# Stored data:
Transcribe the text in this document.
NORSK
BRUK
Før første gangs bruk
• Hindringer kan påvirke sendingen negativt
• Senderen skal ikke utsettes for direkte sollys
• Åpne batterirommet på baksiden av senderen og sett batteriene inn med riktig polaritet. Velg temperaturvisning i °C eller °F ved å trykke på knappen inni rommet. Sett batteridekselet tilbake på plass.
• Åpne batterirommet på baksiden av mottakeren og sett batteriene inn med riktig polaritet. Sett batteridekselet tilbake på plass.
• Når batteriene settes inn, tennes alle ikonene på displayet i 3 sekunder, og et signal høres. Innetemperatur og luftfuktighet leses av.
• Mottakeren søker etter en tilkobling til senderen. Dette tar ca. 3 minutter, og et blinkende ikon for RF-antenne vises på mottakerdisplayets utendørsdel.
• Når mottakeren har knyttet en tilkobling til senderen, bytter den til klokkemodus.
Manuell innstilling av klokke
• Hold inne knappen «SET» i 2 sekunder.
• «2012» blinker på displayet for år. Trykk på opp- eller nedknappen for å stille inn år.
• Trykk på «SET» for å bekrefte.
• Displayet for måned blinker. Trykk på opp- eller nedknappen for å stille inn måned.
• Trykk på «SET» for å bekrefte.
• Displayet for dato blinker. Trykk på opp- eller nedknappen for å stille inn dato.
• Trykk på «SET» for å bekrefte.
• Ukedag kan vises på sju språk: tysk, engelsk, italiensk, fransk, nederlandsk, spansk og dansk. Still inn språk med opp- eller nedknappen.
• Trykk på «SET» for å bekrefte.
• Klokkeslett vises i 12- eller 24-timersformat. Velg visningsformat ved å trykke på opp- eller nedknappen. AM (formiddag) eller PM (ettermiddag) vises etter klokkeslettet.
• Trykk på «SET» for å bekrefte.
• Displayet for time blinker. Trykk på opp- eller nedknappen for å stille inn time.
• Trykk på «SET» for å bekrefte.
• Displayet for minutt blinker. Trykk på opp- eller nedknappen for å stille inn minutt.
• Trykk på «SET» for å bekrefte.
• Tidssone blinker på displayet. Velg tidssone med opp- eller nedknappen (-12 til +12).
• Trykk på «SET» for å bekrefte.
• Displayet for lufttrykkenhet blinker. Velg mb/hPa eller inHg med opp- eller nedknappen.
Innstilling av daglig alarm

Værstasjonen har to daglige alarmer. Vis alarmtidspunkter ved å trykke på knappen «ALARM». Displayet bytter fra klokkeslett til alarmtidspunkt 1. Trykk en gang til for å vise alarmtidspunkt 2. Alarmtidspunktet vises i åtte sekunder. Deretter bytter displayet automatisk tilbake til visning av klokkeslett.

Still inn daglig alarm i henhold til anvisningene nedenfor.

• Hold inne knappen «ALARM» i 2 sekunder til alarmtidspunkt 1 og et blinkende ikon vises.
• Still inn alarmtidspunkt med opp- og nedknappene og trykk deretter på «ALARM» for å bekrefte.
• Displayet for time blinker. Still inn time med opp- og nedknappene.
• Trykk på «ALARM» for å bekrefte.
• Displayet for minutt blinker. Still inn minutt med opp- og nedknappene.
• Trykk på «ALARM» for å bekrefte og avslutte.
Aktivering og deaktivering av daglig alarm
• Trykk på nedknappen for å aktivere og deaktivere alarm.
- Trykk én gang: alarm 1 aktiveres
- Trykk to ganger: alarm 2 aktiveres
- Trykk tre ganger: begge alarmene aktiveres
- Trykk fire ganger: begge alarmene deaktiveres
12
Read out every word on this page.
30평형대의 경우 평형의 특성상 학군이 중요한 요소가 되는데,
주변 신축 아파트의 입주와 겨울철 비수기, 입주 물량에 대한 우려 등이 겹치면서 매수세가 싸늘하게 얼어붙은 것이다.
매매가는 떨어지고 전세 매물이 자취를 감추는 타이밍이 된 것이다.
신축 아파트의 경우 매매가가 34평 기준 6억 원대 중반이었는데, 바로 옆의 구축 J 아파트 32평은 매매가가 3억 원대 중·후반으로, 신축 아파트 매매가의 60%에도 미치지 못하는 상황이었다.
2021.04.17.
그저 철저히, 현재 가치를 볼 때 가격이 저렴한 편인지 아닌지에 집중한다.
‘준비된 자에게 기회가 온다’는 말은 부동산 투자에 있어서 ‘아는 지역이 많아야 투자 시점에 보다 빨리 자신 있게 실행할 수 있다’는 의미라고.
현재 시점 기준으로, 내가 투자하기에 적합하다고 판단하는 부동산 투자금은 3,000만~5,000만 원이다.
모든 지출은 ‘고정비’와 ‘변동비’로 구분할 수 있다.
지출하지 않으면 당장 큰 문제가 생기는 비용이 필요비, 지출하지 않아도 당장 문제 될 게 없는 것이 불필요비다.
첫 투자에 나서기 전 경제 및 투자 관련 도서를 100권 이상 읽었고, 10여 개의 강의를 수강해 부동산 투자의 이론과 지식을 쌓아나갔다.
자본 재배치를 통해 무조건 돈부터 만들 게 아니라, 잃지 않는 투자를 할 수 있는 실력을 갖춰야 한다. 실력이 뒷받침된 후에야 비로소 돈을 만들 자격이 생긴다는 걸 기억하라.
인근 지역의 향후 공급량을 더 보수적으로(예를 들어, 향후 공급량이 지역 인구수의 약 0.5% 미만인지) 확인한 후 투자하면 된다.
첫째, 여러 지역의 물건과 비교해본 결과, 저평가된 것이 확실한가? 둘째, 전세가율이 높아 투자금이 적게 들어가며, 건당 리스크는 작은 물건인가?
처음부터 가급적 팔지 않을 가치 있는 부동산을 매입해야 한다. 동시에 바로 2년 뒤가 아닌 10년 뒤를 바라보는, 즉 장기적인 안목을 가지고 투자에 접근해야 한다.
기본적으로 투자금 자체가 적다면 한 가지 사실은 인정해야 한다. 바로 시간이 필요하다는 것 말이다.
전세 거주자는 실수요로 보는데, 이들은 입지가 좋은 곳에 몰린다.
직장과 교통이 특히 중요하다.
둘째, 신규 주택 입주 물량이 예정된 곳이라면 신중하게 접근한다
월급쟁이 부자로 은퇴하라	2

# Work to do:
Pick out every line above that holds the word "nedknappene" and copy it.

# Output:
• Still inn alarmtidspunkt med opp- og nedknappene og trykk deretter på «ALARM» for å bekrefte.
• Displayet for time blinker. Still inn time med opp- og nedknappene.
• Displayet for minutt blinker. Still inn minutt med opp- og nedknappene.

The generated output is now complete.